══ Dataset excerpts ══

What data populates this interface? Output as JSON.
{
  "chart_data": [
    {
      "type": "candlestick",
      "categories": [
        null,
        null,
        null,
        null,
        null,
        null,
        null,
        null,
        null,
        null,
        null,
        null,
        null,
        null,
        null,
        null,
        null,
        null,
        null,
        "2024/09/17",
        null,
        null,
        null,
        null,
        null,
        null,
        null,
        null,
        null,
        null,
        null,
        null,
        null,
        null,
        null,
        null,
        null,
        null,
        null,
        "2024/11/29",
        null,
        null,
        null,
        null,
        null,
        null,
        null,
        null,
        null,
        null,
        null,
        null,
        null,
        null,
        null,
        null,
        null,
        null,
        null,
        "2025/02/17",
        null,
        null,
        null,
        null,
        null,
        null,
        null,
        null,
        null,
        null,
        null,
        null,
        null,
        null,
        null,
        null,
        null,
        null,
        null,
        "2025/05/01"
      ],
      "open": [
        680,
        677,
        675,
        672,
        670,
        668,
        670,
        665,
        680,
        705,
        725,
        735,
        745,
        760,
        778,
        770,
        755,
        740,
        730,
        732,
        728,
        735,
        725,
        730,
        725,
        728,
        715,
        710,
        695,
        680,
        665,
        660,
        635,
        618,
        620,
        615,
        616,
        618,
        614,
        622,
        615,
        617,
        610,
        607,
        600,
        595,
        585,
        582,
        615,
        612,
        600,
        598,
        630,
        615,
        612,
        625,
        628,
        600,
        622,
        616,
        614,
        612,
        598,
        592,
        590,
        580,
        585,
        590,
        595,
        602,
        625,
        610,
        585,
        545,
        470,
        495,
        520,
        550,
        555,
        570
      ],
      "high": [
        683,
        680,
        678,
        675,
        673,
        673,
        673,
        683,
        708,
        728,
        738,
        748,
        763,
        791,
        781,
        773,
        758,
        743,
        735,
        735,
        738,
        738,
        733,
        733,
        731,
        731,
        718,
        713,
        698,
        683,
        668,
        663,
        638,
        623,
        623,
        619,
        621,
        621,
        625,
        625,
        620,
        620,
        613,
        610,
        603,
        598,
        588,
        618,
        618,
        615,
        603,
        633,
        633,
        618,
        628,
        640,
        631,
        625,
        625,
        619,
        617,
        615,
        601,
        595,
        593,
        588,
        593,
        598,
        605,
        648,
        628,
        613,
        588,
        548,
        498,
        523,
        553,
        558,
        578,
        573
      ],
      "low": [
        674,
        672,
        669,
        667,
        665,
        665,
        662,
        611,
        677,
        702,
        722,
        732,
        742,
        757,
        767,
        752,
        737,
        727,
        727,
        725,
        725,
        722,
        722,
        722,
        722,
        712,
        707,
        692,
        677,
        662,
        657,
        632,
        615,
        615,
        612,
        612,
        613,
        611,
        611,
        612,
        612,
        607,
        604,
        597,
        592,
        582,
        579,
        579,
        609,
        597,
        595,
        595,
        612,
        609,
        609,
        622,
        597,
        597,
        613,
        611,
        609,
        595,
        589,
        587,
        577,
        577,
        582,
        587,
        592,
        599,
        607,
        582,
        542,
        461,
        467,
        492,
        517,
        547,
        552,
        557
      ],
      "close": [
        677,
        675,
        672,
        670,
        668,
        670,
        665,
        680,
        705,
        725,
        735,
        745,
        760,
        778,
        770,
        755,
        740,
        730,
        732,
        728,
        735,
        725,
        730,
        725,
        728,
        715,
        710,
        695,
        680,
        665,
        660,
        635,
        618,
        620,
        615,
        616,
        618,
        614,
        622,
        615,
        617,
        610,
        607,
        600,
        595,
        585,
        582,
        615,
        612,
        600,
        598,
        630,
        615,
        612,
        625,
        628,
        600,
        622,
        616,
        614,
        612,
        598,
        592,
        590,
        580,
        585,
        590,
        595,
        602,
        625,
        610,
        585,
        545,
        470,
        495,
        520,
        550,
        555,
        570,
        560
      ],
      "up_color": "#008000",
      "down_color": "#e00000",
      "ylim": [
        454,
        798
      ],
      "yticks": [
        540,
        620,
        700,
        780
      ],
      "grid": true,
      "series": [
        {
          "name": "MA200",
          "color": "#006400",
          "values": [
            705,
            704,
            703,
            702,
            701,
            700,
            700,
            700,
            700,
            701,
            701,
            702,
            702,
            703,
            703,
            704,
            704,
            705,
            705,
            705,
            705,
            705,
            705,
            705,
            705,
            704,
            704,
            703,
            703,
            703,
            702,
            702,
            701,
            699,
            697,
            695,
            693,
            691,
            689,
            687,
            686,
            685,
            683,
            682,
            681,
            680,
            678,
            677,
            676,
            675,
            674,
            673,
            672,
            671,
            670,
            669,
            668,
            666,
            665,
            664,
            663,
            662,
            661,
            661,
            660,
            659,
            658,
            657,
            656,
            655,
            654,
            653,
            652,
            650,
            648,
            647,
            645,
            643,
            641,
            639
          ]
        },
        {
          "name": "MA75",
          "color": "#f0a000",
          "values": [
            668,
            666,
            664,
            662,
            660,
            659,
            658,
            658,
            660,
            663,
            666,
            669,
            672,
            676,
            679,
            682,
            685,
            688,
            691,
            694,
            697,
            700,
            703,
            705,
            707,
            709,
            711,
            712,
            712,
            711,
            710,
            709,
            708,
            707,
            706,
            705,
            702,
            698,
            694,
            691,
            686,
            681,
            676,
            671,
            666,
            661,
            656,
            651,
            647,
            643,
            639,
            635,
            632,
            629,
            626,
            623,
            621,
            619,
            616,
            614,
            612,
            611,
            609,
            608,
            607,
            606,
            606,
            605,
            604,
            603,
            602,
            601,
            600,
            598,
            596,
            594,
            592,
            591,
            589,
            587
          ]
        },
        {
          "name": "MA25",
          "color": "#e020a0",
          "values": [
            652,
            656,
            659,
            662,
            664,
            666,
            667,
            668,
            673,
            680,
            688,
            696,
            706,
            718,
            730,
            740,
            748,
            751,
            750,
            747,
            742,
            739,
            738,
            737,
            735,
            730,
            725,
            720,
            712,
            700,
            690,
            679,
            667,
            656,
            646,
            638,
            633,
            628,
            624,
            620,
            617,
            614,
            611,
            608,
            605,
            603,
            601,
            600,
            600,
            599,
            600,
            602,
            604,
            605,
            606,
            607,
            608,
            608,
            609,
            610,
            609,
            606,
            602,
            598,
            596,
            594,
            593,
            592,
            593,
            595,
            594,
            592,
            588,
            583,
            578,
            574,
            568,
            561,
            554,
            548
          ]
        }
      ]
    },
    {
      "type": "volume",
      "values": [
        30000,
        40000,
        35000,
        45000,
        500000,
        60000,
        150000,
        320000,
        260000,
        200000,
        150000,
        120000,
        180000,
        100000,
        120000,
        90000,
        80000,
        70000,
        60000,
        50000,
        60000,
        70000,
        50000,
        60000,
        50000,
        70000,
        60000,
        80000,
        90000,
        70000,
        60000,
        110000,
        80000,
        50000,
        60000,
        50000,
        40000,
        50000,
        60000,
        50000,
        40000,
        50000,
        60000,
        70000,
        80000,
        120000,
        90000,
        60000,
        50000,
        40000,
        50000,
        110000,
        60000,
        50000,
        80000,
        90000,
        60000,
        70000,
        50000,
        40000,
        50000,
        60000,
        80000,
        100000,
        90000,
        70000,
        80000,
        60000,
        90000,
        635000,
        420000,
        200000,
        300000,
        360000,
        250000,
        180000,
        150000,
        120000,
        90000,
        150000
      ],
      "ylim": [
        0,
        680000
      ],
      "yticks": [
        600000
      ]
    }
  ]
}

═══

* _Direction_
Produce an exact copy of the whole listing.

* _Answer for the task_
What data populates this interface? Output as JSON.
{
  "chart_data": [
    {
      "type": "candlestick",
      "categories": [
        null,
        null,
        null,
        null,
        null,
        null,
        null,
        null,
        null,
        null,
        null,
        null,
        null,
        null,
        null,
        null,
        null,
        null,
        null,
        "2024/09/17",
        null,
        null,
        null,
        null,
        null,
        null,
        null,
        null,
        null,
        null,
        null,
        null,
        null,
        null,
        null,
        null,
        null,
        null,
        null,
        "2024/11/29",
        null,
        null,
        null,
        null,
        null,
        null,
        null,
        null,
        null,
        null,
        null,
        null,
        null,
        null,
        null,
        null,
        null,
        null,
        null,
        "2025/02/17",
        null,
        null,
        null,
        null,
        null,
        null,
        null,
        null,
        null,
        null,
        null,
        null,
        null,
        null,
        null,
        null,
        null,
        null,
        null,
        "2025/05/01"
      ],
      "open": [
        680,
        677,
        675,
        672,
        670,
        668,
        670,
        665,
        680,
        705,
        725,
        735,
        745,
        760,
        778,
        770,
        755,
        740,
        730,
        732,
        728,
        735,
        725,
        730,
        725,
        728,
        715,
        710,
        695,
        680,
        665,
        660,
        635,
        618,
        620,
        615,
        616,
        618,
        614,
        622,
        615,
        617,
        610,
        607,
        600,
        595,
        585,
        582,
        615,
        612,
        600,
        598,
        630,
        615,
        612,
        625,
        628,
        600,
        622,
        616,
        614,
        612,
        598,
        592,
        590,
        580,
        585,
        590,
        595,
        602,
        625,
        610,
        585,
        545,
        470,
        495,
        520,
        550,
        555,
        570
      ],
      "high": [
        683,
        680,
        678,
        675,
        673,
        673,
        673,
        683,
        708,
        728,
        738,
        748,
        763,
        791,
        781,
        773,
        758,
        743,
        735,
        735,
        738,
        738,
        733,
        733,
        731,
        731,
        718,
        713,
        698,
        683,
        668,
        663,
        638,
        623,
        623,
        619,
        621,
        621,
        625,
        625,
        620,
        620,
        613,
        610,
        603,
        598,
        588,
        618,
        618,
        615,
        603,
        633,
        633,
        618,
        628,
        640,
        631,
        625,
        625,
        619,
        617,
        615,
        601,
        595,
        593,
        588,
        593,
        598,
        605,
        648,
        628,
        613,
        588,
        548,
        498,
        523,
        553,
        558,
        578,
        573
      ],
      "low": [
        674,
        672,
        669,
        667,
        665,
        665,
        662,
        611,
        677,
        702,
        722,
        732,
        742,
        757,
        767,
        752,
        737,
        727,
        727,
        725,
        725,
        722,
        722,
        722,
        722,
        712,
        707,
        692,
        677,
        662,
        657,
        632,
        615,
        615,
        612,
        612,
        613,
        611,
        611,
        612,
        612,
        607,
        604,
        597,
        592,
        582,
        579,
        579,
        609,
        597,
        595,
        595,
        612,
        609,
        609,
        622,
        597,
        597,
        613,
        611,
        609,
        595,
        589,
        587,
        577,
        577,
        582,
        587,
        592,
        599,
        607,
        582,
        542,
        461,
        467,
        492,
        517,
        547,
        552,
        557
      ],
      "close": [
        677,
        675,
        672,
        670,
        668,
        670,
        665,
        680,
        705,
        725,
        735,
        745,
        760,
        778,
        770,
        755,
        740,
        730,
        732,
        728,
        735,
        725,
        730,
        725,
        728,
        715,
        710,
        695,
        680,
        665,
        660,
        635,
        618,
        620,
        615,
        616,
        618,
        614,
        622,
        615,
        617,
        610,
        607,
        600,
        595,
        585,
        582,
        615,
        612,
        600,
        598,
        630,
        615,
        612,
        625,
        628,
        600,
        622,
        616,
        614,
        612,
        598,
        592,
        590,
        580,
        585,
        590,
        595,
        602,
        625,
        610,
        585,
        545,
        470,
        495,
        520,
        550,
        555,
        570,
        560
      ],
      "up_color": "#008000",
      "down_color": "#e00000",
      "ylim": [
        454,
        798
      ],
      "yticks": [
        540,
        620,
        700,
        780
      ],
      "grid": true,
      "series": [
        {
          "name": "MA200",
          "color": "#006400",
          "values": [
            705,
            704,
            703,
            702,
            701,
            700,
            700,
            700,
            700,
            701,
            701,
            702,
            702,
            703,
            703,
            704,
            704,
            705,
            705,
            705,
            705,
            705,
            705,
            705,
            705,
            704,
            704,
            703,
            703,
            703,
            702,
            702,
            701,
            699,
            697,
            695,
            693,
            691,
            689,
            687,
            686,
            685,
            683,
            682,
            681,
            680,
            678,
            677,
            676,
            675,
            674,
            673,
            672,
            671,
            670,
            669,
            668,
            666,
            665,
            664,
            663,
            662,
            661,
            661,
            660,
            659,
            658,
            657,
            656,
            655,
            654,
            653,
            652,
            650,
            648,
            647,
            645,
            643,
            641,
            639
          ]
        },
        {
          "name": "MA75",
          "color": "#f0a000",
          "values": [
            668,
            666,
            664,
            662,
            660,
            659,
            658,
            658,
            660,
            663,
            666,
            669,
            672,
            676,
            679,
            682,
            685,
            688,
            691,
            694,
            697,
            700,
            703,
            705,
            707,
            709,
            711,
            712,
            712,
            711,
            710,
            709,
            708,
            707,
            706,
            705,
            702,
            698,
            694,
            691,
            686,
            681,
            676,
            671,
            666,
            661,
            656,
            651,
            647,
            643,
            639,
            635,
            632,
            629,
            626,
            623,
            621,
            619,
            616,
            614,
            612,
            611,
            609,
            608,
            607,
            606,
            606,
            605,
            604,
            603,
            602,
            601,
            600,
            598,
            596,
            594,
            592,
            591,
            589,
            587
          ]
        },
        {
          "name": "MA25",
          "color": "#e020a0",
          "values": [
            652,
            656,
            659,
            662,
            664,
            666,
            667,
            668,
            673,
            680,
            688,
            696,
            706,
            718,
            730,
            740,
            748,
            751,
            750,
            747,
            742,
            739,
            738,
            737,
            735,
            730,
            725,
            720,
            712,
            700,
            690,
            679,
            667,
            656,
            646,
            638,
            633,
            628,
            624,
            620,
            617,
            614,
            611,
            608,
            605,
            603,
            601,
            600,
            600,
            599,
            600,
            602,
            604,
            605,
            606,
            607,
            608,
            608,
            609,
            610,
            609,
            606,
            602,
            598,
            596,
            594,
            593,
            592,
            593,
            595,
            594,
            592,
            588,
            583,
            578,
            574,
            568,
            561,
            554,
            548
          ]
        }
      ]
    },
    {
      "type": "volume",
      "values": [
        30000,
        40000,
        35000,
        45000,
        500000,
        60000,
        150000,
        320000,
        260000,
        200000,
        150000,
        120000,
        180000,
        100000,
        120000,
        90000,
        80000,
        70000,
        60000,
        50000,
        60000,
        70000,
        50000,
        60000,
        50000,
        70000,
        60000,
        80000,
        90000,
        70000,
        60000,
        110000,
        80000,
        50000,
        60000,
        50000,
        40000,
        50000,
        60000,
        50000,
        40000,
        50000,
        60000,
        70000,
        80000,
        120000,
        90000,
        60000,
        50000,
        40000,
        50000,
        110000,
        60000,
        50000,
        80000,
        90000,
        60000,
        70000,
        50000,
        40000,
        50000,
        60000,
        80000,
        100000,
        90000,
        70000,
        80000,
        60000,
        90000,
        635000,
        420000,
        200000,
        300000,
        360000,
        250000,
        180000,
        150000,
        120000,
        90000,
        150000
      ],
      "ylim": [
        0,
        680000
      ],
      "yticks": [
        600000
      ]
    }
  ]
}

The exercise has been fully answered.